## Start DATASET ROWS

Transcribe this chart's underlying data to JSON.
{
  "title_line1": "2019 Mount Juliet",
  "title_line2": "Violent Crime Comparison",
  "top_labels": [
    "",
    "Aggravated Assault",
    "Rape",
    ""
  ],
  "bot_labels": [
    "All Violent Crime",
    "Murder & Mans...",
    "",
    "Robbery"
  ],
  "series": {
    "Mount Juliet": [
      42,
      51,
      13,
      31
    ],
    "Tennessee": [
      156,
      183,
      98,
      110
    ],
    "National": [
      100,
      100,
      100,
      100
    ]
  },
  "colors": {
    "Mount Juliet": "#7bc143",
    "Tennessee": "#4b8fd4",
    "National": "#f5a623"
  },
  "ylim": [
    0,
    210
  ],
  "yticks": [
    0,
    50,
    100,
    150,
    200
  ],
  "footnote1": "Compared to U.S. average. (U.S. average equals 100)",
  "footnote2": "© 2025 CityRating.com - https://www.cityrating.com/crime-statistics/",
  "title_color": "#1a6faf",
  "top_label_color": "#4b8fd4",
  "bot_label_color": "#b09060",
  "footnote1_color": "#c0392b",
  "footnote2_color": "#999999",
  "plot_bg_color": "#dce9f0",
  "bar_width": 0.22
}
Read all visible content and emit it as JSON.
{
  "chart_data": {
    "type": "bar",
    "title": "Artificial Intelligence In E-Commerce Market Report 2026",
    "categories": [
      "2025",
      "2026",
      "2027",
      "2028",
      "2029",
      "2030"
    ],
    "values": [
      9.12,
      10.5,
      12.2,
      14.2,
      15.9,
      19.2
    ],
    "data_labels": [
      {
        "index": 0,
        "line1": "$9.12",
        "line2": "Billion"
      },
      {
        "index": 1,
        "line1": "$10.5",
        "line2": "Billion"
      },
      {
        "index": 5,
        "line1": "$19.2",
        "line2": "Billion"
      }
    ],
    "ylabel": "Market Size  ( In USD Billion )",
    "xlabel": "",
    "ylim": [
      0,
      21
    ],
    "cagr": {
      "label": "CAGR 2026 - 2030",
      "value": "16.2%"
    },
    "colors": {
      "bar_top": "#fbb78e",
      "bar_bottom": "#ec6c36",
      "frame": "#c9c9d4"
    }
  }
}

## End DATASET ROWS

Give back the whole listing, word for word.

Transcribe this chart's underlying data to JSON.
{
  "title_line1": "2019 Mount Juliet",
  "title_line2": "Violent Crime Comparison",
  "top_labels": [
    "",
    "Aggravated Assault",
    "Rape",
    ""
  ],
  "bot_labels": [
    "All Violent Crime",
    "Murder & Mans...",
    "",
    "Robbery"
  ],
  "series": {
    "Mount Juliet": [
      42,
      51,
      13,
      31
    ],
    "Tennessee": [
      156,
      183,
      98,
      110
    ],
    "National": [
      100,
      100,
      100,
      100
    ]
  },
  "colors": {
    "Mount Juliet": "#7bc143",
    "Tennessee": "#4b8fd4",
    "National": "#f5a623"
  },
  "ylim": [
    0,
    210
  ],
  "yticks": [
    0,
    50,
    100,
    150,
    200
  ],
  "footnote1": "Compared to U.S. average. (U.S. average equals 100)",
  "footnote2": "© 2025 CityRating.com - https://www.cityrating.com/crime-statistics/",
  "title_color": "#1a6faf",
  "top_label_color": "#4b8fd4",
  "bot_label_color": "#b09060",
  "footnote1_color": "#c0392b",
  "footnote2_color": "#999999",
  "plot_bg_color": "#dce9f0",
  "bar_width": 0.22
}
Read all visible content and emit it as JSON.
{
  "chart_data": {
    "type": "bar",
    "title": "Artificial Intelligence In E-Commerce Market Report 2026",
    "categories": [
      "2025",
      "2026",
      "2027",
      "2028",
      "2029",
      "2030"
    ],
    "values": [
      9.12,
      10.5,
      12.2,
      14.2,
      15.9,
      19.2
    ],
    "data_labels": [
      {
        "index": 0,
        "line1": "$9.12",
        "line2": "Billion"
      },
      {
        "index": 1,
        "line1": "$10.5",
        "line2": "Billion"
      },
      {
        "index": 5,
        "line1": "$19.2",
        "line2": "Billion"
      }
    ],
    "ylabel": "Market Size  ( In USD Billion )",
    "xlabel": "",
    "ylim": [
      0,
      21
    ],
    "cagr": {
      "label": "CAGR 2026 - 2030",
      "value": "16.2%"
    },
    "colors": {
      "bar_top": "#fbb78e",
      "bar_bottom": "#ec6c36",
      "frame": "#c9c9d4"
    }
  }
}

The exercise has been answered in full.